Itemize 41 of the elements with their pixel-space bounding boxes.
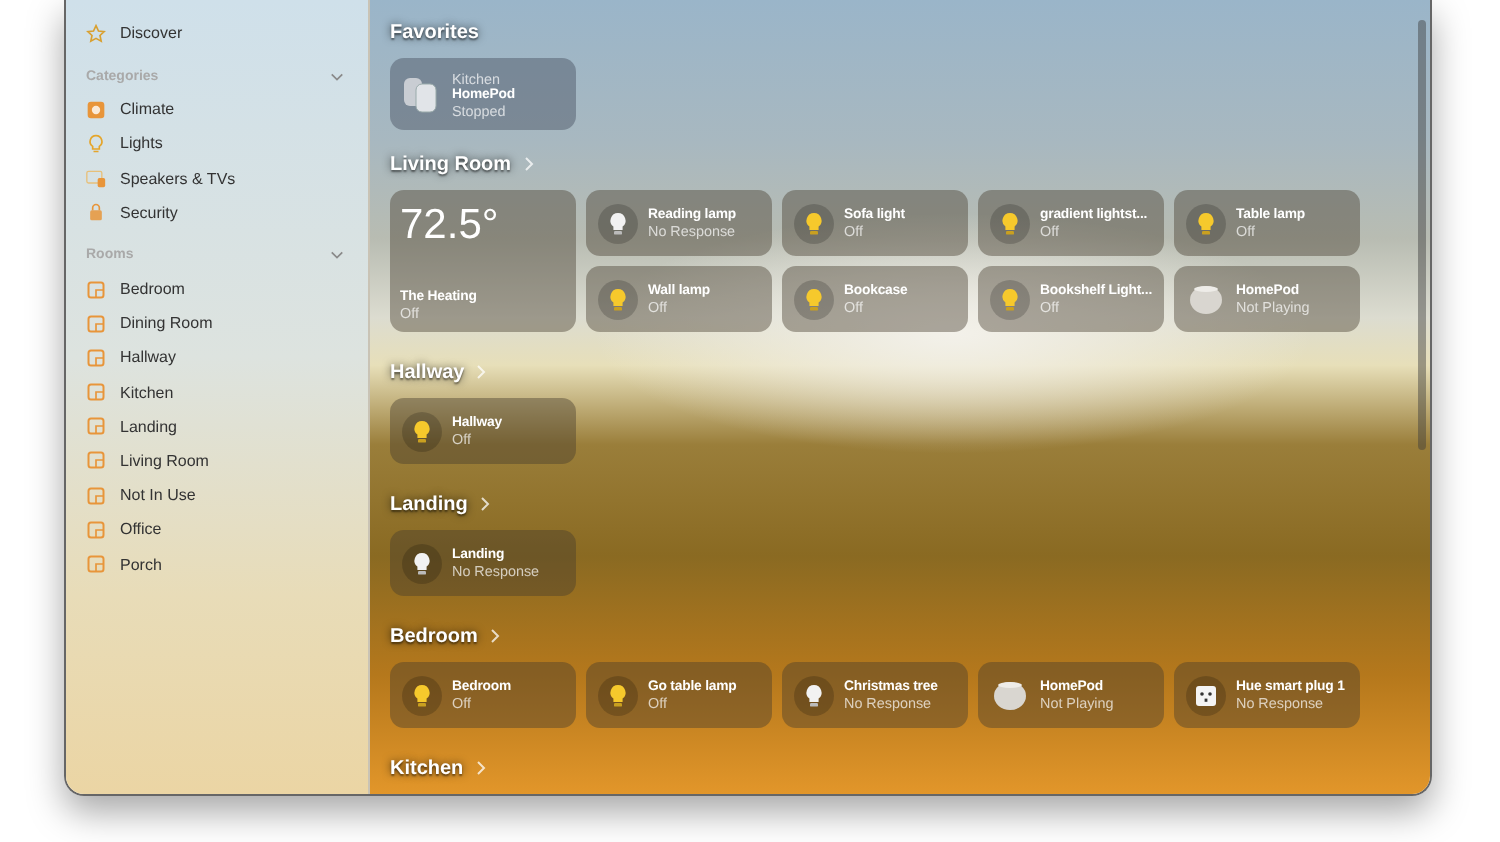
bulb-icon — [86, 133, 106, 154]
sidebar-item[interactable]: Kitchen — [120, 383, 174, 402]
speakers-icon — [402, 74, 442, 114]
lock-icon — [86, 202, 106, 223]
chevron-right-icon[interactable] — [475, 760, 486, 776]
room-icon — [86, 485, 106, 506]
sidebar-item[interactable]: Porch — [120, 555, 162, 574]
sidebar-item[interactable]: Landing — [120, 417, 177, 436]
outlet-icon — [1186, 675, 1226, 715]
sidebar-item[interactable]: Discover — [120, 24, 183, 43]
sidebar-item[interactable]: Not In Use — [120, 486, 196, 505]
section-title[interactable]: Landing — [390, 493, 468, 515]
chevron-right-icon[interactable] — [476, 364, 487, 380]
room-icon — [86, 313, 106, 334]
chevron-right-icon[interactable] — [489, 628, 500, 644]
room-icon — [86, 382, 106, 403]
scrollbar[interactable] — [1418, 20, 1426, 450]
chevron-down-icon[interactable] — [330, 71, 344, 82]
room-icon — [86, 279, 106, 300]
sidebar-item[interactable]: Dining Room — [120, 314, 213, 333]
sidebar-item[interactable]: Climate — [120, 100, 175, 119]
star-icon — [86, 23, 106, 44]
speaker-icon — [86, 168, 106, 189]
chevron-right-icon[interactable] — [479, 496, 490, 512]
room-icon — [86, 450, 106, 471]
sidebar-item[interactable]: Lights — [120, 134, 163, 153]
room-icon — [86, 347, 106, 368]
room-icon — [86, 554, 106, 575]
sidebar-item[interactable]: Hallway — [120, 348, 177, 367]
sidebar-item[interactable]: Living Room — [120, 451, 209, 470]
room-icon — [86, 519, 106, 540]
room-icon — [86, 416, 106, 437]
chevron-down-icon[interactable] — [330, 250, 344, 261]
temperature-reading: 72.5° — [400, 202, 499, 250]
sidebar-item[interactable]: Speakers & TVs — [120, 169, 236, 188]
chevron-right-icon[interactable] — [523, 156, 534, 172]
sidebar-item[interactable]: Security — [120, 203, 178, 222]
section-title: Favorites — [390, 21, 479, 43]
sidebar-item[interactable]: Office — [120, 520, 162, 539]
section-title[interactable]: Bedroom — [390, 625, 478, 647]
sidebar-item[interactable]: Bedroom — [120, 280, 185, 299]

------------------------

(WHAT THE EXERCISE ASKS): Rewrite the lines of the listing as a numbered list, starting at the line containing "bulb-icon — [86, 133, 106, 154]" and ending at the line containing "sidebar-item[interactable]: Hallway —", with both of those lines included and any blank lines dropped.

(THE SOLUTION):
1. bulb-icon — [86, 133, 106, 154]
2. sidebar-item[interactable]: Kitchen — [120, 383, 174, 402]
3. speakers-icon — [402, 74, 442, 114]
4. lock-icon — [86, 202, 106, 223]
5. chevron-right-icon[interactable] — [475, 760, 486, 776]
6. room-icon — [86, 485, 106, 506]
7. sidebar-item[interactable]: Porch — [120, 555, 162, 574]
8. sidebar-item[interactable]: Landing — [120, 417, 177, 436]
9. outlet-icon — [1186, 675, 1226, 715]
10. sidebar-item[interactable]: Discover — [120, 24, 183, 43]
11. sidebar-item[interactable]: Not In Use — [120, 486, 196, 505]
12. section-title[interactable]: Landing — [390, 493, 468, 515]
13. chevron-right-icon[interactable] — [476, 364, 487, 380]
14. room-icon — [86, 313, 106, 334]
15. chevron-right-icon[interactable] — [489, 628, 500, 644]
16. room-icon — [86, 382, 106, 403]
17. scrollbar[interactable] — [1418, 20, 1426, 450]
18. chevron-down-icon[interactable] — [330, 71, 344, 82]
19. room-icon — [86, 279, 106, 300]
20. sidebar-item[interactable]: Dining Room — [120, 314, 213, 333]
21. sidebar-item[interactable]: Climate — [120, 100, 175, 119]
22. star-icon — [86, 23, 106, 44]
23. speaker-icon — [86, 168, 106, 189]
24. chevron-right-icon[interactable] — [479, 496, 490, 512]
25. room-icon — [86, 450, 106, 471]
26. sidebar-item[interactable]: Lights — [120, 134, 163, 153]
27. room-icon — [86, 347, 106, 368]
28. room-icon — [86, 554, 106, 575]
29. sidebar-item[interactable]: Hallway — [120, 348, 177, 367]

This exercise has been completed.